> Instruction:
Read the data and repeat it in full, exactly.

* * * * * * *

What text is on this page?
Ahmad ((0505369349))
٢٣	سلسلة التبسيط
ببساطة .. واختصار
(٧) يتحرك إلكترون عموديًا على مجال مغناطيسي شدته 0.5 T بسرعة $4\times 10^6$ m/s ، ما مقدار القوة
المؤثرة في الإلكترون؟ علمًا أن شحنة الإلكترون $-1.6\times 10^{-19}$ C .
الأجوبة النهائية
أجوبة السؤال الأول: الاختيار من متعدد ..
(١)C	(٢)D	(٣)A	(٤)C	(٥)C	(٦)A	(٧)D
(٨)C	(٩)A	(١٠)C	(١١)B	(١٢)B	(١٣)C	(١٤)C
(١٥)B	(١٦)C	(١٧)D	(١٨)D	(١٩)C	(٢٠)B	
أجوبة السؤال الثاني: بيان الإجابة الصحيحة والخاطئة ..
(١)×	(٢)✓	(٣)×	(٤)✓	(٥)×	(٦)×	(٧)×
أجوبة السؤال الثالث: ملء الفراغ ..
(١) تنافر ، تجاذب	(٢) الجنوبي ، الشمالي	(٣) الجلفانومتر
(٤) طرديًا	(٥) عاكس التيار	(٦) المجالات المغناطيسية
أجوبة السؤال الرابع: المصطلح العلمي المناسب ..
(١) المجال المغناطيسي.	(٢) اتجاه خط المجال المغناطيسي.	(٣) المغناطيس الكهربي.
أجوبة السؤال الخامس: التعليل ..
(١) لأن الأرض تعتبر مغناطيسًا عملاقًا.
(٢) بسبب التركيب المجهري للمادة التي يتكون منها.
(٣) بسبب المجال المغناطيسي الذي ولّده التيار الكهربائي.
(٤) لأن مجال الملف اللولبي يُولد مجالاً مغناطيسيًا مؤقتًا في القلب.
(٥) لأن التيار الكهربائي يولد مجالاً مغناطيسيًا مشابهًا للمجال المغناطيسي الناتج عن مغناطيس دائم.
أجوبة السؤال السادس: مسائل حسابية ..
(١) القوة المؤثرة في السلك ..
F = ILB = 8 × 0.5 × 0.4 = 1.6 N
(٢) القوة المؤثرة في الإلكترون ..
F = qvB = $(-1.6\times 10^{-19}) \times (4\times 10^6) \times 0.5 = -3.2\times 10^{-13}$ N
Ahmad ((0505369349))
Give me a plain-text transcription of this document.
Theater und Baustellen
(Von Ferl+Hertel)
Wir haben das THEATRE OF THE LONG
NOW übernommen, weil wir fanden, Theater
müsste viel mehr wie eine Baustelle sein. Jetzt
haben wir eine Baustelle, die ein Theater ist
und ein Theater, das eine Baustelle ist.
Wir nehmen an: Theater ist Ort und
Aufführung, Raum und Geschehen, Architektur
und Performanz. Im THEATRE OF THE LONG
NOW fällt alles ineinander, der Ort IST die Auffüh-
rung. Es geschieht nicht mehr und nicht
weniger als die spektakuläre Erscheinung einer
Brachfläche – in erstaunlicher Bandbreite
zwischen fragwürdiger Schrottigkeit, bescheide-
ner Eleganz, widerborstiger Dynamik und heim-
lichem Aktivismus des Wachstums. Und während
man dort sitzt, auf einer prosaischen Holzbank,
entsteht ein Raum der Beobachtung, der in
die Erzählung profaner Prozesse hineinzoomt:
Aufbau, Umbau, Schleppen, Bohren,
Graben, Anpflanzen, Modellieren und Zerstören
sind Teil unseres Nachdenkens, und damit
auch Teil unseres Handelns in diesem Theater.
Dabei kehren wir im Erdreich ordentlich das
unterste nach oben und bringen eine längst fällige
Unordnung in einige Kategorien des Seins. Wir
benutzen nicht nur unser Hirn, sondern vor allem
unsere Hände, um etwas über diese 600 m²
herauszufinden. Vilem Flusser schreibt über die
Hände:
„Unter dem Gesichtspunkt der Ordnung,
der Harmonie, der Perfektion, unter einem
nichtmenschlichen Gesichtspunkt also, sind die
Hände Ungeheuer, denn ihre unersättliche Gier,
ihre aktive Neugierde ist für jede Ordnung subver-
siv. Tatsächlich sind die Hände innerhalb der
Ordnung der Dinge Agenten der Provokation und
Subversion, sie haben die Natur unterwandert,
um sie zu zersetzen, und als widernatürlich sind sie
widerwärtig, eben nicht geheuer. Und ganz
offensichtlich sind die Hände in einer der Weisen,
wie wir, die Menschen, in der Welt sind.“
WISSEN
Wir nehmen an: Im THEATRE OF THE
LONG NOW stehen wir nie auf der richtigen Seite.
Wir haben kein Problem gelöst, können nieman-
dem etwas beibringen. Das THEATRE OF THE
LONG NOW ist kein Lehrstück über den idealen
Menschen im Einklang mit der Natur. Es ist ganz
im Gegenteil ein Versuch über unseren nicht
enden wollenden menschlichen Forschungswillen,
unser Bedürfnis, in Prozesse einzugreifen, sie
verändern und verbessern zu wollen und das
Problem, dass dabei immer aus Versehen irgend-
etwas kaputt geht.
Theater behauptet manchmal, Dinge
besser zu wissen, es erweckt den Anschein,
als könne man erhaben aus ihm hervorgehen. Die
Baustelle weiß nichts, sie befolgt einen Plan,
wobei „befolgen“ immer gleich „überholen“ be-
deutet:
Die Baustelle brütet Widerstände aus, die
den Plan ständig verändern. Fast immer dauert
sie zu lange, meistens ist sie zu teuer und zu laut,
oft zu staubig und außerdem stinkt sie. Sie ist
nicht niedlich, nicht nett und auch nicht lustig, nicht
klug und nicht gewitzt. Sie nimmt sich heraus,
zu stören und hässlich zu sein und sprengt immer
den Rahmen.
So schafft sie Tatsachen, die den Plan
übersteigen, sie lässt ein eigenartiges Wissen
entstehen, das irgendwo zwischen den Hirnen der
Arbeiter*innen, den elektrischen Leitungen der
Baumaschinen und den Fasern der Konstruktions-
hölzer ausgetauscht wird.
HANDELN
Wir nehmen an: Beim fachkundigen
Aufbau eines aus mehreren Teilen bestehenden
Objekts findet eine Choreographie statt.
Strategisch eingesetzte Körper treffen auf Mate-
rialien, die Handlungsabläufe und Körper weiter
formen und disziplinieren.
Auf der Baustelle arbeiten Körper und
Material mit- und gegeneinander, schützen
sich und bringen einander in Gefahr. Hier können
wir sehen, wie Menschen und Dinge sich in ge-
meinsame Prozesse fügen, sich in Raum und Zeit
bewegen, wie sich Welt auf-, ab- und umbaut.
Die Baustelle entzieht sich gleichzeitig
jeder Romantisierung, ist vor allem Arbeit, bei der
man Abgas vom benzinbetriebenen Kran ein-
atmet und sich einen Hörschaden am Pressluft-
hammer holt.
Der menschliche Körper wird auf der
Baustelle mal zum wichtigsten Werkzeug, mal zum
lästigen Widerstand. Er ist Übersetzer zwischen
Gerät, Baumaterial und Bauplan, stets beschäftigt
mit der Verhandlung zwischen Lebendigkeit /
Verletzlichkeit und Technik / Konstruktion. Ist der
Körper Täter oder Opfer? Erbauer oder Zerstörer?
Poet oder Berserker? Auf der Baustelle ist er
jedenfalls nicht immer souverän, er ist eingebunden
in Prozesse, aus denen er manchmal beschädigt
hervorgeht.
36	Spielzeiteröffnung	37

* * * * * * *

> Task answer:
What text is on this page?
Ahmad ((0505369349))
٢٣	سلسلة التبسيط
ببساطة .. واختصار
(٧) يتحرك إلكترون عموديًا على مجال مغناطيسي شدته 0.5 T بسرعة $4\times 10^6$ m/s ، ما مقدار القوة
المؤثرة في الإلكترون؟ علمًا أن شحنة الإلكترون $-1.6\times 10^{-19}$ C .
الأجوبة النهائية
أجوبة السؤال الأول: الاختيار من متعدد ..
(١)C	(٢)D	(٣)A	(٤)C	(٥)C	(٦)A	(٧)D
(٨)C	(٩)A	(١٠)C	(١١)B	(١٢)B	(١٣)C	(١٤)C
(١٥)B	(١٦)C	(١٧)D	(١٨)D	(١٩)C	(٢٠)B	
أجوبة السؤال الثاني: بيان الإجابة الصحيحة والخاطئة ..
(١)×	(٢)✓	(٣)×	(٤)✓	(٥)×	(٦)×	(٧)×
أجوبة السؤال الثالث: ملء الفراغ ..
(١) تنافر ، تجاذب	(٢) الجنوبي ، الشمالي	(٣) الجلفانومتر
(٤) طرديًا	(٥) عاكس التيار	(٦) المجالات المغناطيسية
أجوبة السؤال الرابع: المصطلح العلمي المناسب ..
(١) المجال المغناطيسي.	(٢) اتجاه خط المجال المغناطيسي.	(٣) المغناطيس الكهربي.
أجوبة السؤال الخامس: التعليل ..
(١) لأن الأرض تعتبر مغناطيسًا عملاقًا.
(٢) بسبب التركيب المجهري للمادة التي يتكون منها.
(٣) بسبب المجال المغناطيسي الذي ولّده التيار الكهربائي.
(٤) لأن مجال الملف اللولبي يُولد مجالاً مغناطيسيًا مؤقتًا في القلب.
(٥) لأن التيار الكهربائي يولد مجالاً مغناطيسيًا مشابهًا للمجال المغناطيسي الناتج عن مغناطيس دائم.
أجوبة السؤال السادس: مسائل حسابية ..
(١) القوة المؤثرة في السلك ..
F = ILB = 8 × 0.5 × 0.4 = 1.6 N
(٢) القوة المؤثرة في الإلكترون ..
F = qvB = $(-1.6\times 10^{-19}) \times (4\times 10^6) \times 0.5 = -3.2\times 10^{-13}$ N
Ahmad ((0505369349))
Give me a plain-text transcription of this document.
Theater und Baustellen
(Von Ferl+Hertel)
Wir haben das THEATRE OF THE LONG
NOW übernommen, weil wir fanden, Theater
müsste viel mehr wie eine Baustelle sein. Jetzt
haben wir eine Baustelle, die ein Theater ist
und ein Theater, das eine Baustelle ist.
Wir nehmen an: Theater ist Ort und
Aufführung, Raum und Geschehen, Architektur
und Performanz. Im THEATRE OF THE LONG
NOW fällt alles ineinander, der Ort IST die Auffüh-
rung. Es geschieht nicht mehr und nicht
weniger als die spektakuläre Erscheinung einer
Brachfläche – in erstaunlicher Bandbreite
zwischen fragwürdiger Schrottigkeit, bescheide-
ner Eleganz, widerborstiger Dynamik und heim-
lichem Aktivismus des Wachstums. Und während
man dort sitzt, auf einer prosaischen Holzbank,
entsteht ein Raum der Beobachtung, der in
die Erzählung profaner Prozesse hineinzoomt:
Aufbau, Umbau, Schleppen, Bohren,
Graben, Anpflanzen, Modellieren und Zerstören
sind Teil unseres Nachdenkens, und damit
auch Teil unseres Handelns in diesem Theater.
Dabei kehren wir im Erdreich ordentlich das
unterste nach oben und bringen eine längst fällige
Unordnung in einige Kategorien des Seins. Wir
benutzen nicht nur unser Hirn, sondern vor allem
unsere Hände, um etwas über diese 600 m²
herauszufinden. Vilem Flusser schreibt über die
Hände:
„Unter dem Gesichtspunkt der Ordnung,
der Harmonie, der Perfektion, unter einem
nichtmenschlichen Gesichtspunkt also, sind die
Hände Ungeheuer, denn ihre unersättliche Gier,
ihre aktive Neugierde ist für jede Ordnung subver-
siv. Tatsächlich sind die Hände innerhalb der
Ordnung der Dinge Agenten der Provokation und
Subversion, sie haben die Natur unterwandert,
um sie zu zersetzen, und als widernatürlich sind sie
widerwärtig, eben nicht geheuer. Und ganz
offensichtlich sind die Hände in einer der Weisen,
wie wir, die Menschen, in der Welt sind.“
WISSEN
Wir nehmen an: Im THEATRE OF THE
LONG NOW stehen wir nie auf der richtigen Seite.
Wir haben kein Problem gelöst, können nieman-
dem etwas beibringen. Das THEATRE OF THE
LONG NOW ist kein Lehrstück über den idealen
Menschen im Einklang mit der Natur. Es ist ganz
im Gegenteil ein Versuch über unseren nicht
enden wollenden menschlichen Forschungswillen,
unser Bedürfnis, in Prozesse einzugreifen, sie
verändern und verbessern zu wollen und das
Problem, dass dabei immer aus Versehen irgend-
etwas kaputt geht.
Theater behauptet manchmal, Dinge
besser zu wissen, es erweckt den Anschein,
als könne man erhaben aus ihm hervorgehen. Die
Baustelle weiß nichts, sie befolgt einen Plan,
wobei „befolgen“ immer gleich „überholen“ be-
deutet:
Die Baustelle brütet Widerstände aus, die
den Plan ständig verändern. Fast immer dauert
sie zu lange, meistens ist sie zu teuer und zu laut,
oft zu staubig und außerdem stinkt sie. Sie ist
nicht niedlich, nicht nett und auch nicht lustig, nicht
klug und nicht gewitzt. Sie nimmt sich heraus,
zu stören und hässlich zu sein und sprengt immer
den Rahmen.
So schafft sie Tatsachen, die den Plan
übersteigen, sie lässt ein eigenartiges Wissen
entstehen, das irgendwo zwischen den Hirnen der
Arbeiter*innen, den elektrischen Leitungen der
Baumaschinen und den Fasern der Konstruktions-
hölzer ausgetauscht wird.
HANDELN
Wir nehmen an: Beim fachkundigen
Aufbau eines aus mehreren Teilen bestehenden
Objekts findet eine Choreographie statt.
Strategisch eingesetzte Körper treffen auf Mate-
rialien, die Handlungsabläufe und Körper weiter
formen und disziplinieren.
Auf der Baustelle arbeiten Körper und
Material mit- und gegeneinander, schützen
sich und bringen einander in Gefahr. Hier können
wir sehen, wie Menschen und Dinge sich in ge-
meinsame Prozesse fügen, sich in Raum und Zeit
bewegen, wie sich Welt auf-, ab- und umbaut.
Die Baustelle entzieht sich gleichzeitig
jeder Romantisierung, ist vor allem Arbeit, bei der
man Abgas vom benzinbetriebenen Kran ein-
atmet und sich einen Hörschaden am Pressluft-
hammer holt.
Der menschliche Körper wird auf der
Baustelle mal zum wichtigsten Werkzeug, mal zum
lästigen Widerstand. Er ist Übersetzer zwischen
Gerät, Baumaterial und Bauplan, stets beschäftigt
mit der Verhandlung zwischen Lebendigkeit /
Verletzlichkeit und Technik / Konstruktion. Ist der
Körper Täter oder Opfer? Erbauer oder Zerstörer?
Poet oder Berserker? Auf der Baustelle ist er
jedenfalls nicht immer souverän, er ist eingebunden
in Prozesse, aus denen er manchmal beschädigt
hervorgeht.
36	Spielzeiteröffnung	37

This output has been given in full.